Every line in the listing is to be echoed verbatim.

--- DATA IN THIS EXERCISE ---

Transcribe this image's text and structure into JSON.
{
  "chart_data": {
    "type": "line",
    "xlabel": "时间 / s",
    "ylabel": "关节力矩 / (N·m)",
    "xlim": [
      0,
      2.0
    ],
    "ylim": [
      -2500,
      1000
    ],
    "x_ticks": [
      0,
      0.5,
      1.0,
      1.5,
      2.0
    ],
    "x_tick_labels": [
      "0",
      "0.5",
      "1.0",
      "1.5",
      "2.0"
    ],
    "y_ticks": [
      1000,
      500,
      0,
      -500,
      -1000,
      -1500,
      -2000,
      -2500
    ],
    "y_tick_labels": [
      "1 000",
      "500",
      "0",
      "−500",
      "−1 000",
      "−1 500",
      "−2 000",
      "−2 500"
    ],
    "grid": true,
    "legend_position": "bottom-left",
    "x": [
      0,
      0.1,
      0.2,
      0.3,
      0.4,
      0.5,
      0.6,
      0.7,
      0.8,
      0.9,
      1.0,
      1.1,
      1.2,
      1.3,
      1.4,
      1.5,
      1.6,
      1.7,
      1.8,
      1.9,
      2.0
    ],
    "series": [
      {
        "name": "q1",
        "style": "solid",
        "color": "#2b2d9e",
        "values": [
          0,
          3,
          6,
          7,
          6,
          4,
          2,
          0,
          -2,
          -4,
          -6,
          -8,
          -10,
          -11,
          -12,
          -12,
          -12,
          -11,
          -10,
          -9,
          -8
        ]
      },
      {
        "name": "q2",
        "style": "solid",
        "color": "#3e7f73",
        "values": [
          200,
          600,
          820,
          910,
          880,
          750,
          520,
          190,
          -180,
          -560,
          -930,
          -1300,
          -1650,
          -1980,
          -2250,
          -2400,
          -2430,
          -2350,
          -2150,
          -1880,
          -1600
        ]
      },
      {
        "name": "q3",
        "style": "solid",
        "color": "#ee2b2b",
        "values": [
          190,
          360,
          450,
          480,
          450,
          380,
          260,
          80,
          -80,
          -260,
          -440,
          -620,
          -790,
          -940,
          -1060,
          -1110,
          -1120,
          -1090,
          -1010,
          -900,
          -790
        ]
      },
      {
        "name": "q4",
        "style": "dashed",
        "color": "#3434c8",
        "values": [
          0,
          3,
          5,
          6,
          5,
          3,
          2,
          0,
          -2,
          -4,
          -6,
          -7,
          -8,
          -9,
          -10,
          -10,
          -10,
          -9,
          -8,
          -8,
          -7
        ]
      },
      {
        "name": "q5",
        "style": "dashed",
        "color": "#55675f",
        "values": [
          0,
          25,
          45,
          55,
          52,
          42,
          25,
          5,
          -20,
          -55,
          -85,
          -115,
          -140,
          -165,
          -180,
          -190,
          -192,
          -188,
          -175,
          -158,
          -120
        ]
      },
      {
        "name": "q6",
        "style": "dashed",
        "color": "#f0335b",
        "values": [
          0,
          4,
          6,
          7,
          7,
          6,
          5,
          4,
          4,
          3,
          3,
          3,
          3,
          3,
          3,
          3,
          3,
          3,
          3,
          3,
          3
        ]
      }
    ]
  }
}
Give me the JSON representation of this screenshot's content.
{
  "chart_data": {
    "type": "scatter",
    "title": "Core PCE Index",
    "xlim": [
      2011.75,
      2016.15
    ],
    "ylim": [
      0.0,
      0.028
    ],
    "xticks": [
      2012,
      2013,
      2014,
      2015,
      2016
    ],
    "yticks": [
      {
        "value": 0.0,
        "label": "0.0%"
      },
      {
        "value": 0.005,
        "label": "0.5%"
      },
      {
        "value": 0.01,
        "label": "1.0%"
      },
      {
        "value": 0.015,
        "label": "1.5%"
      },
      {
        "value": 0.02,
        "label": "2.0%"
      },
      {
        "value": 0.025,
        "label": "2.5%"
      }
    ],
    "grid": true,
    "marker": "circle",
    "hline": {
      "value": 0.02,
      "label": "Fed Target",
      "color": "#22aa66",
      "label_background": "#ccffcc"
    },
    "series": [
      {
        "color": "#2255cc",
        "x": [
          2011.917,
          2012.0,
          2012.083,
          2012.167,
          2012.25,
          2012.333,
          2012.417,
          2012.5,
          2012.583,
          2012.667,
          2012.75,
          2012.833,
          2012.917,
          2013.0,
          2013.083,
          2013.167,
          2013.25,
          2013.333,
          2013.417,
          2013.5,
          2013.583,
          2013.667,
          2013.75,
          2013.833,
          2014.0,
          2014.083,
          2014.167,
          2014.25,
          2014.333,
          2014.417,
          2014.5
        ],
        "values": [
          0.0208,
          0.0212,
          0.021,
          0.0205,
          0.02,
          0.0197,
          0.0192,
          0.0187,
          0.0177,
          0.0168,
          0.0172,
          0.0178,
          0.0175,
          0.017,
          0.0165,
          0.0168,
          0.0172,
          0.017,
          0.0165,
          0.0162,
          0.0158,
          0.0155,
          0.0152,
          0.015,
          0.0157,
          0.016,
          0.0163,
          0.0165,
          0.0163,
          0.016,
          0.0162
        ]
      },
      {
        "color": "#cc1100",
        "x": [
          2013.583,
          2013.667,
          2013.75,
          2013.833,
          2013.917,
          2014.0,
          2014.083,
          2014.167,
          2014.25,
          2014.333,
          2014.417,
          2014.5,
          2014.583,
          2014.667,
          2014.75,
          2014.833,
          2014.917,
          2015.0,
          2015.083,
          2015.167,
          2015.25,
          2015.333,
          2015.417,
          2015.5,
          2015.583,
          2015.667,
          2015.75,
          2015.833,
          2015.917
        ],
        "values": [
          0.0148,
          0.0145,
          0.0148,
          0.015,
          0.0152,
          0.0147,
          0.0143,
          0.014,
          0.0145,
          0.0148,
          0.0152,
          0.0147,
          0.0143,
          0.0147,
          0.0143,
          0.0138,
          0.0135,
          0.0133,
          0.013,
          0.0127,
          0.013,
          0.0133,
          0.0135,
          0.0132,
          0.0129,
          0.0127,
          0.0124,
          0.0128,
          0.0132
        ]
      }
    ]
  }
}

---

* SOLUTION
Transcribe this image's text and structure into JSON.
{
  "chart_data": {
    "type": "line",
    "xlabel": "时间 / s",
    "ylabel": "关节力矩 / (N·m)",
    "xlim": [
      0,
      2.0
    ],
    "ylim": [
      -2500,
      1000
    ],
    "x_ticks": [
      0,
      0.5,
      1.0,
      1.5,
      2.0
    ],
    "x_tick_labels": [
      "0",
      "0.5",
      "1.0",
      "1.5",
      "2.0"
    ],
    "y_ticks": [
      1000,
      500,
      0,
      -500,
      -1000,
      -1500,
      -2000,
      -2500
    ],
    "y_tick_labels": [
      "1 000",
      "500",
      "0",
      "−500",
      "−1 000",
      "−1 500",
      "−2 000",
      "−2 500"
    ],
    "grid": true,
    "legend_position": "bottom-left",
    "x": [
      0,
      0.1,
      0.2,
      0.3,
      0.4,
      0.5,
      0.6,
      0.7,
      0.8,
      0.9,
      1.0,
      1.1,
      1.2,
      1.3,
      1.4,
      1.5,
      1.6,
      1.7,
      1.8,
      1.9,
      2.0
    ],
    "series": [
      {
        "name": "q1",
        "style": "solid",
        "color": "#2b2d9e",
        "values": [
          0,
          3,
          6,
          7,
          6,
          4,
          2,
          0,
          -2,
          -4,
          -6,
          -8,
          -10,
          -11,
          -12,
          -12,
          -12,
          -11,
          -10,
          -9,
          -8
        ]
      },
      {
        "name": "q2",
        "style": "solid",
        "color": "#3e7f73",
        "values": [
          200,
          600,
          820,
          910,
          880,
          750,
          520,
          190,
          -180,
          -560,
          -930,
          -1300,
          -1650,
          -1980,
          -2250,
          -2400,
          -2430,
          -2350,
          -2150,
          -1880,
          -1600
        ]
      },
      {
        "name": "q3",
        "style": "solid",
        "color": "#ee2b2b",
        "values": [
          190,
          360,
          450,
          480,
          450,
          380,
          260,
          80,
          -80,
          -260,
          -440,
          -620,
          -790,
          -940,
          -1060,
          -1110,
          -1120,
          -1090,
          -1010,
          -900,
          -790
        ]
      },
      {
        "name": "q4",
        "style": "dashed",
        "color": "#3434c8",
        "values": [
          0,
          3,
          5,
          6,
          5,
          3,
          2,
          0,
          -2,
          -4,
          -6,
          -7,
          -8,
          -9,
          -10,
          -10,
          -10,
          -9,
          -8,
          -8,
          -7
        ]
      },
      {
        "name": "q5",
        "style": "dashed",
        "color": "#55675f",
        "values": [
          0,
          25,
          45,
          55,
          52,
          42,
          25,
          5,
          -20,
          -55,
          -85,
          -115,
          -140,
          -165,
          -180,
          -190,
          -192,
          -188,
          -175,
          -158,
          -120
        ]
      },
      {
        "name": "q6",
        "style": "dashed",
        "color": "#f0335b",
        "values": [
          0,
          4,
          6,
          7,
          7,
          6,
          5,
          4,
          4,
          3,
          3,
          3,
          3,
          3,
          3,
          3,
          3,
          3,
          3,
          3,
          3
        ]
      }
    ]
  }
}
Give me the JSON representation of this screenshot's content.
{
  "chart_data": {
    "type": "scatter",
    "title": "Core PCE Index",
    "xlim": [
      2011.75,
      2016.15
    ],
    "ylim": [
      0.0,
      0.028
    ],
    "xticks": [
      2012,
      2013,
      2014,
      2015,
      2016
    ],
    "yticks": [
      {
        "value": 0.0,
        "label": "0.0%"
      },
      {
        "value": 0.005,
        "label": "0.5%"
      },
      {
        "value": 0.01,
        "label": "1.0%"
      },
      {
        "value": 0.015,
        "label": "1.5%"
      },
      {
        "value": 0.02,
        "label": "2.0%"
      },
      {
        "value": 0.025,
        "label": "2.5%"
      }
    ],
    "grid": true,
    "marker": "circle",
    "hline": {
      "value": 0.02,
      "label": "Fed Target",
      "color": "#22aa66",
      "label_background": "#ccffcc"
    },
    "series": [
      {
        "color": "#2255cc",
        "x": [
          2011.917,
          2012.0,
          2012.083,
          2012.167,
          2012.25,
          2012.333,
          2012.417,
          2012.5,
          2012.583,
          2012.667,
          2012.75,
          2012.833,
          2012.917,
          2013.0,
          2013.083,
          2013.167,
          2013.25,
          2013.333,
          2013.417,
          2013.5,
          2013.583,
          2013.667,
          2013.75,
          2013.833,
          2014.0,
          2014.083,
          2014.167,
          2014.25,
          2014.333,
          2014.417,
          2014.5
        ],
        "values": [
          0.0208,
          0.0212,
          0.021,
          0.0205,
          0.02,
          0.0197,
          0.0192,
          0.0187,
          0.0177,
          0.0168,
          0.0172,
          0.0178,
          0.0175,
          0.017,
          0.0165,
          0.0168,
          0.0172,
          0.017,
          0.0165,
          0.0162,
          0.0158,
          0.0155,
          0.0152,
          0.015,
          0.0157,
          0.016,
          0.0163,
          0.0165,
          0.0163,
          0.016,
          0.0162
        ]
      },
      {
        "color": "#cc1100",
        "x": [
          2013.583,
          2013.667,
          2013.75,
          2013.833,
          2013.917,
          2014.0,
          2014.083,
          2014.167,
          2014.25,
          2014.333,
          2014.417,
          2014.5,
          2014.583,
          2014.667,
          2014.75,
          2014.833,
          2014.917,
          2015.0,
          2015.083,
          2015.167,
          2015.25,
          2015.333,
          2015.417,
          2015.5,
          2015.583,
          2015.667,
          2015.75,
          2015.833,
          2015.917
        ],
        "values": [
          0.0148,
          0.0145,
          0.0148,
          0.015,
          0.0152,
          0.0147,
          0.0143,
          0.014,
          0.0145,
          0.0148,
          0.0152,
          0.0147,
          0.0143,
          0.0147,
          0.0143,
          0.0138,
          0.0135,
          0.0133,
          0.013,
          0.0127,
          0.013,
          0.0133,
          0.0135,
          0.0132,
          0.0129,
          0.0127,
          0.0124,
          0.0128,
          0.0132
        ]
      }
    ]
  }
}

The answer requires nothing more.